To do =
Look through the records below, and copy out every line that holds the string "кожу".

Extracted information =

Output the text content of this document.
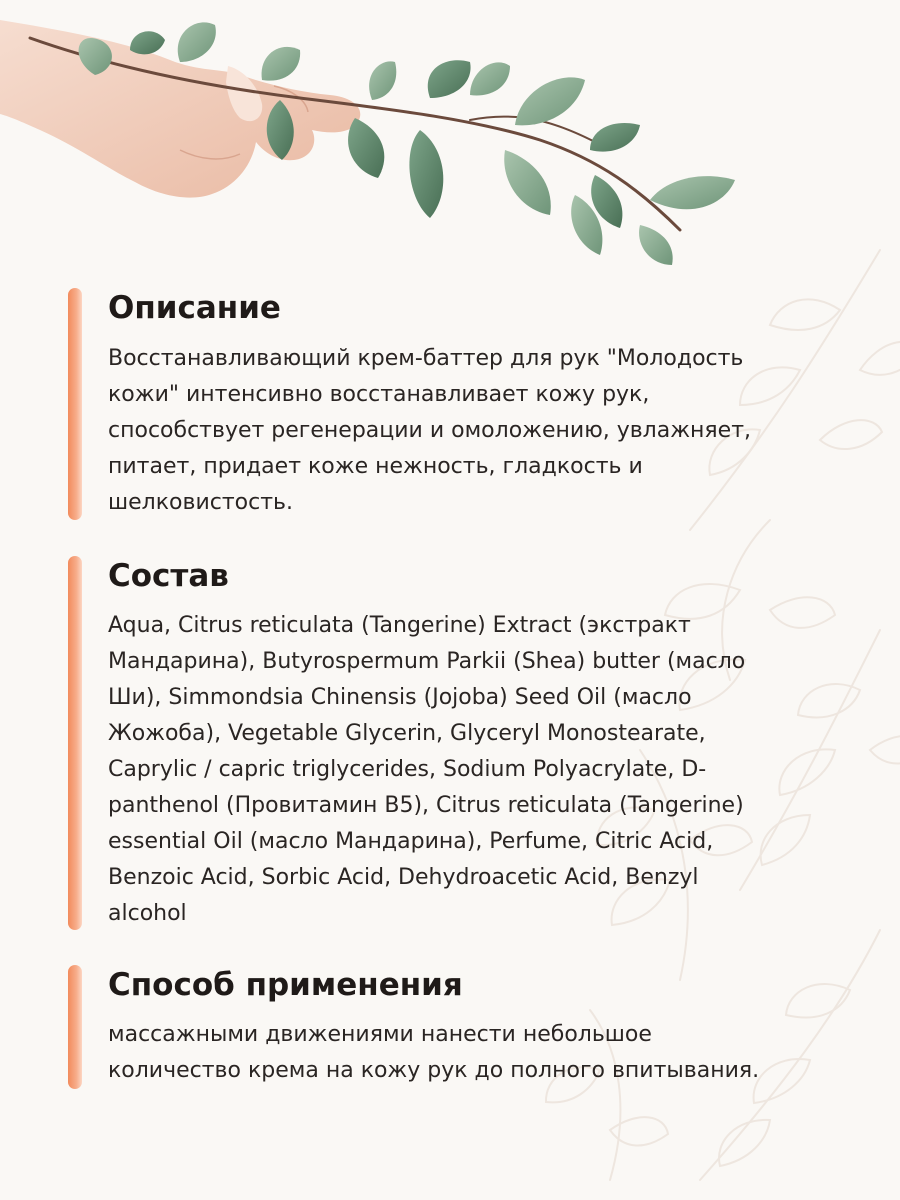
Описание

Восстанавливающий крем-баттер для рук "Молодость
кожи" интенсивно восстанавливает кожу рук,
способствует регенерации и омоложению, увлажняет,
питает, придает коже нежность, гладкость и
шелковистость.

Состав

Aqua, Citrus reticulata (Tangerine) Extract (экстракт
Мандарина), Butyrospermum Parkii (Shea) butter (масло
Ши), Simmondsia Chinensis (Jojoba) Seed Oil (масло
Жожоба), Vegetable Glycerin, Glyceryl Monostearate,
Caprylic / capric triglycerides, Sodium Polyacrylate, D-
panthenol (Провитамин В5), Citrus reticulata (Tangerine)
essential Oil (масло Мандарина), Perfume, Citric Acid,
Benzoic Acid, Sorbic Acid, Dehydroacetic Acid, Benzyl
alcohol

Способ применения

массажными движениями нанести небольшое
количество крема на кожу рук до полного впитывания.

Result of the task =
кожи" интенсивно восстанавливает кожу рук,
количество крема на кожу рук до полного впитывания.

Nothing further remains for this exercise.